Write the records out again, keeping each line exactly as it is.
━━━ Material shown
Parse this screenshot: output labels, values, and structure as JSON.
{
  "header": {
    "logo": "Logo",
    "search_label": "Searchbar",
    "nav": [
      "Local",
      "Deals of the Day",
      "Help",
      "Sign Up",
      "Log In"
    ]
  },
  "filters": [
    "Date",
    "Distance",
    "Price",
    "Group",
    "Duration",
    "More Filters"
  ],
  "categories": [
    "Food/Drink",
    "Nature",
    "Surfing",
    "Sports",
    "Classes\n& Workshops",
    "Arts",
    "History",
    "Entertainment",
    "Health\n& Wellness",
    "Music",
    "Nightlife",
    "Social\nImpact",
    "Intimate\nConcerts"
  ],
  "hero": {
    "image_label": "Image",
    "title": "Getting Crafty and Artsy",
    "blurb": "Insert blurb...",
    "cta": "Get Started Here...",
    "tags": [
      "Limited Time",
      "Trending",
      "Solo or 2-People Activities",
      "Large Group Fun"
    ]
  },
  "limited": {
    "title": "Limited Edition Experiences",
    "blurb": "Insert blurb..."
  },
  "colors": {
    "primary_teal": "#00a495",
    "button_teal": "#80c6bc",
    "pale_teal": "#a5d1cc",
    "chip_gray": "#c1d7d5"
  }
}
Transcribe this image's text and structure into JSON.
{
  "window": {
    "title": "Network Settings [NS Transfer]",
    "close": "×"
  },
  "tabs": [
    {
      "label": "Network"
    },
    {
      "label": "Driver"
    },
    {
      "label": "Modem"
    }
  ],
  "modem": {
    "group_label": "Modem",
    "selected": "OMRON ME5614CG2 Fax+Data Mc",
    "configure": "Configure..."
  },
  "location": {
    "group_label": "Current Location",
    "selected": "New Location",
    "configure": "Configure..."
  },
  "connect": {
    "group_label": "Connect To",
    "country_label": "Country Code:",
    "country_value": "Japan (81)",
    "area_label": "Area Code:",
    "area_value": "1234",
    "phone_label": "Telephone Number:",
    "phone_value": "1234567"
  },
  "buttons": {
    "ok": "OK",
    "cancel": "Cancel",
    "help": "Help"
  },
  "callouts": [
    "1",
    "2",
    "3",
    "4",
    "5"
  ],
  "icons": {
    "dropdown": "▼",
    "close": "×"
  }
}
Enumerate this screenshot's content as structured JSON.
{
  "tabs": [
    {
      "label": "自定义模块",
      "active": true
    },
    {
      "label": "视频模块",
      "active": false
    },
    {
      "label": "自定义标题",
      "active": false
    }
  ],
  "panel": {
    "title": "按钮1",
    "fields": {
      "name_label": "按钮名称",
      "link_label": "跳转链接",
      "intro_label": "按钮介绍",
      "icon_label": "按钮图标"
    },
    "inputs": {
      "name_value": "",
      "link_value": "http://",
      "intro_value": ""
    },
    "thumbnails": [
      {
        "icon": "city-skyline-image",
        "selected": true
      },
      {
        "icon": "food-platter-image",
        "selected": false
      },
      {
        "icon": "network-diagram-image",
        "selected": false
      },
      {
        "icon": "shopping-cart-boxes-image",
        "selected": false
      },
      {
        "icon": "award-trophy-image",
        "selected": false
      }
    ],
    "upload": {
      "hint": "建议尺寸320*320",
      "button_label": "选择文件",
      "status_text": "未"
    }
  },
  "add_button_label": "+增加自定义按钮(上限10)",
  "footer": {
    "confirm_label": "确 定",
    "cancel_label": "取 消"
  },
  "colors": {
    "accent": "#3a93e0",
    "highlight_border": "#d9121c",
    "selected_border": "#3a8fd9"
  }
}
━━━━━━
### Finished exercise
Parse this screenshot: output labels, values, and structure as JSON.
{
  "header": {
    "logo": "Logo",
    "search_label": "Searchbar",
    "nav": [
      "Local",
      "Deals of the Day",
      "Help",
      "Sign Up",
      "Log In"
    ]
  },
  "filters": [
    "Date",
    "Distance",
    "Price",
    "Group",
    "Duration",
    "More Filters"
  ],
  "categories": [
    "Food/Drink",
    "Nature",
    "Surfing",
    "Sports",
    "Classes\n& Workshops",
    "Arts",
    "History",
    "Entertainment",
    "Health\n& Wellness",
    "Music",
    "Nightlife",
    "Social\nImpact",
    "Intimate\nConcerts"
  ],
  "hero": {
    "image_label": "Image",
    "title": "Getting Crafty and Artsy",
    "blurb": "Insert blurb...",
    "cta": "Get Started Here...",
    "tags": [
      "Limited Time",
      "Trending",
      "Solo or 2-People Activities",
      "Large Group Fun"
    ]
  },
  "limited": {
    "title": "Limited Edition Experiences",
    "blurb": "Insert blurb..."
  },
  "colors": {
    "primary_teal": "#00a495",
    "button_teal": "#80c6bc",
    "pale_teal": "#a5d1cc",
    "chip_gray": "#c1d7d5"
  }
}
Transcribe this image's text and structure into JSON.
{
  "window": {
    "title": "Network Settings [NS Transfer]",
    "close": "×"
  },
  "tabs": [
    {
      "label": "Network"
    },
    {
      "label": "Driver"
    },
    {
      "label": "Modem"
    }
  ],
  "modem": {
    "group_label": "Modem",
    "selected": "OMRON ME5614CG2 Fax+Data Mc",
    "configure": "Configure..."
  },
  "location": {
    "group_label": "Current Location",
    "selected": "New Location",
    "configure": "Configure..."
  },
  "connect": {
    "group_label": "Connect To",
    "country_label": "Country Code:",
    "country_value": "Japan (81)",
    "area_label": "Area Code:",
    "area_value": "1234",
    "phone_label": "Telephone Number:",
    "phone_value": "1234567"
  },
  "buttons": {
    "ok": "OK",
    "cancel": "Cancel",
    "help": "Help"
  },
  "callouts": [
    "1",
    "2",
    "3",
    "4",
    "5"
  ],
  "icons": {
    "dropdown": "▼",
    "close": "×"
  }
}
Enumerate this screenshot's content as structured JSON.
{
  "tabs": [
    {
      "label": "自定义模块",
      "active": true
    },
    {
      "label": "视频模块",
      "active": false
    },
    {
      "label": "自定义标题",
      "active": false
    }
  ],
  "panel": {
    "title": "按钮1",
    "fields": {
      "name_label": "按钮名称",
      "link_label": "跳转链接",
      "intro_label": "按钮介绍",
      "icon_label": "按钮图标"
    },
    "inputs": {
      "name_value": "",
      "link_value": "http://",
      "intro_value": ""
    },
    "thumbnails": [
      {
        "icon": "city-skyline-image",
        "selected": true
      },
      {
        "icon": "food-platter-image",
        "selected": false
      },
      {
        "icon": "network-diagram-image",
        "selected": false
      },
      {
        "icon": "shopping-cart-boxes-image",
        "selected": false
      },
      {
        "icon": "award-trophy-image",
        "selected": false
      }
    ],
    "upload": {
      "hint": "建议尺寸320*320",
      "button_label": "选择文件",
      "status_text": "未"
    }
  },
  "add_button_label": "+增加自定义按钮(上限10)",
  "footer": {
    "confirm_label": "确 定",
    "cancel_label": "取 消"
  },
  "colors": {
    "accent": "#3a93e0",
    "highlight_border": "#d9121c",
    "selected_border": "#3a8fd9"
  }
}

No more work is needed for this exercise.